*** Data provided ***

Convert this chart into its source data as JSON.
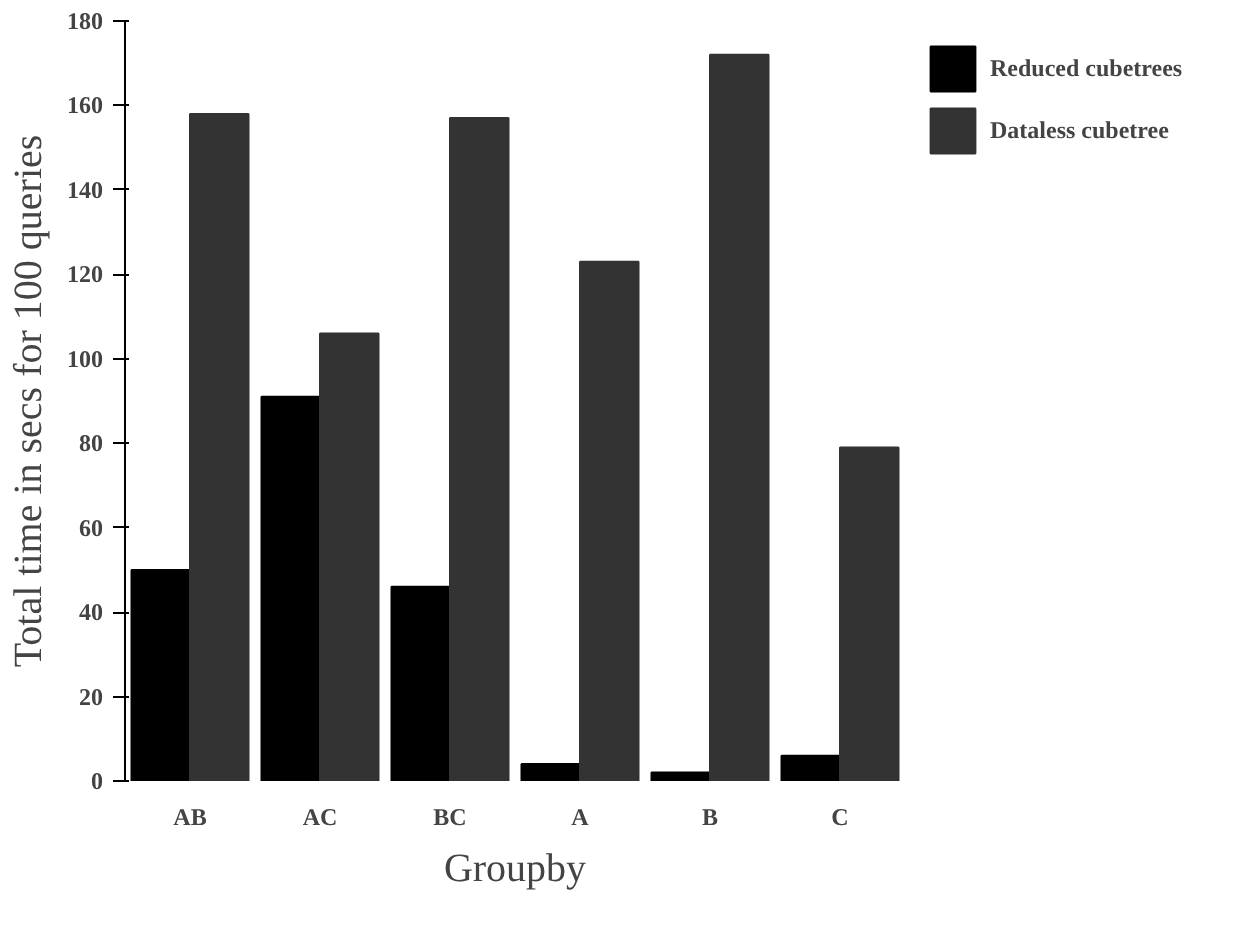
{
  "chart_data": {
    "type": "bar",
    "xlabel": "Groupby",
    "ylabel": "Total time in secs for 100 queries",
    "categories": [
      "AB",
      "AC",
      "BC",
      "A",
      "B",
      "C"
    ],
    "series": [
      {
        "name": "Reduced cubetrees",
        "color": "#000000",
        "values": [
          50,
          91,
          46,
          4,
          2,
          6
        ]
      },
      {
        "name": "Dataless cubetree",
        "color": "#333333",
        "values": [
          158,
          106,
          157,
          123,
          172,
          79
        ]
      }
    ],
    "ylim": [
      0,
      180
    ],
    "yticks": [
      0,
      20,
      40,
      60,
      80,
      100,
      120,
      140,
      160,
      180
    ],
    "grid": false,
    "legend": "top right"
  }
}
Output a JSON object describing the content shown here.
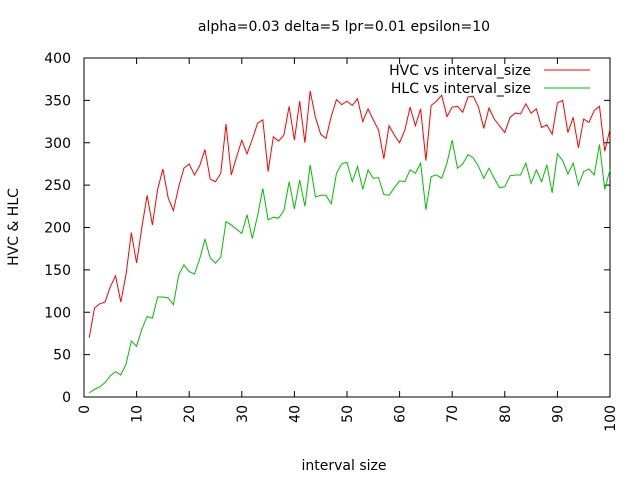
{
  "chart_data": {
    "type": "line",
    "title": "alpha=0.03 delta=5 lpr=0.01 epsilon=10",
    "xlabel": "interval size",
    "ylabel": "HVC & HLC",
    "xlim": [
      0,
      100
    ],
    "ylim": [
      0,
      400
    ],
    "x_ticks": [
      0,
      10,
      20,
      30,
      40,
      50,
      60,
      70,
      80,
      90,
      100
    ],
    "y_ticks": [
      0,
      50,
      100,
      150,
      200,
      250,
      300,
      350,
      400
    ],
    "grid": false,
    "legend_position": "top-right",
    "x": [
      1,
      2,
      3,
      4,
      5,
      6,
      7,
      8,
      9,
      10,
      11,
      12,
      13,
      14,
      15,
      16,
      17,
      18,
      19,
      20,
      21,
      22,
      23,
      24,
      25,
      26,
      27,
      28,
      29,
      30,
      31,
      32,
      33,
      34,
      35,
      36,
      37,
      38,
      39,
      40,
      41,
      42,
      43,
      44,
      45,
      46,
      47,
      48,
      49,
      50,
      51,
      52,
      53,
      54,
      55,
      56,
      57,
      58,
      59,
      60,
      61,
      62,
      63,
      64,
      65,
      66,
      67,
      68,
      69,
      70,
      71,
      72,
      73,
      74,
      75,
      76,
      77,
      78,
      79,
      80,
      81,
      82,
      83,
      84,
      85,
      86,
      87,
      88,
      89,
      90,
      91,
      92,
      93,
      94,
      95,
      96,
      97,
      98,
      99,
      100
    ],
    "series": [
      {
        "name": "HVC vs interval_size",
        "color": "#ff0000",
        "values": [
          70,
          105,
          110,
          112,
          130,
          143,
          112,
          145,
          194,
          158,
          200,
          238,
          203,
          245,
          269,
          235,
          220,
          248,
          270,
          275,
          262,
          273,
          292,
          257,
          254,
          264,
          322,
          262,
          283,
          303,
          287,
          304,
          323,
          327,
          266,
          307,
          302,
          309,
          343,
          303,
          349,
          300,
          361,
          330,
          310,
          305,
          331,
          351,
          345,
          349,
          344,
          352,
          325,
          340,
          327,
          315,
          281,
          320,
          309,
          300,
          315,
          342,
          320,
          340,
          279,
          344,
          349,
          356,
          331,
          342,
          343,
          336,
          354,
          355,
          342,
          317,
          341,
          328,
          320,
          312,
          330,
          335,
          334,
          346,
          335,
          340,
          318,
          321,
          310,
          347,
          350,
          312,
          330,
          294,
          328,
          324,
          338,
          343,
          290,
          316
        ]
      },
      {
        "name": "HLC vs interval_size",
        "color": "#00c000",
        "values": [
          5,
          9,
          12,
          17,
          25,
          30,
          26,
          39,
          66,
          60,
          80,
          95,
          93,
          118,
          118,
          117,
          109,
          144,
          156,
          148,
          145,
          163,
          186,
          164,
          158,
          165,
          207,
          203,
          198,
          193,
          215,
          187,
          214,
          246,
          209,
          212,
          211,
          220,
          254,
          222,
          256,
          225,
          274,
          236,
          238,
          238,
          228,
          264,
          275,
          277,
          254,
          272,
          245,
          268,
          258,
          259,
          239,
          238,
          247,
          255,
          254,
          268,
          264,
          276,
          221,
          260,
          262,
          258,
          276,
          303,
          270,
          275,
          286,
          282,
          272,
          258,
          270,
          258,
          247,
          248,
          261,
          262,
          262,
          276,
          252,
          268,
          254,
          274,
          241,
          287,
          279,
          263,
          276,
          250,
          266,
          269,
          262,
          298,
          245,
          268
        ]
      }
    ]
  }
}
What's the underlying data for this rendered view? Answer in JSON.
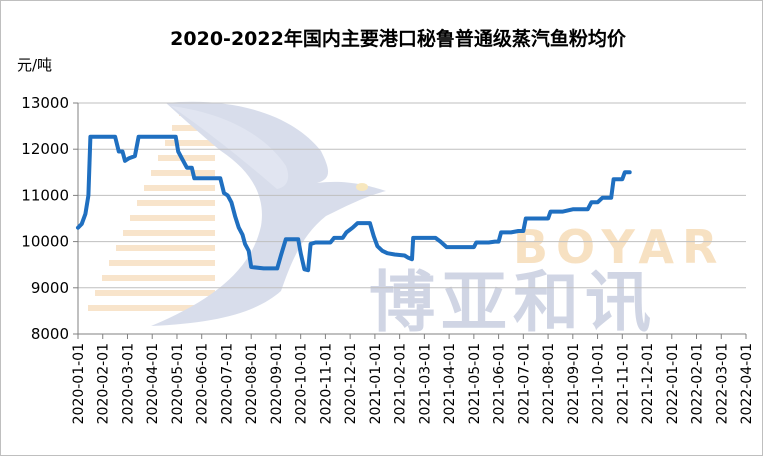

***

Copy out all lines above that include the string "ylabel".

• Correct result:
    "ylabel": "Total time in secs for 100 queries",
    "ylabel": "HVC & HLC",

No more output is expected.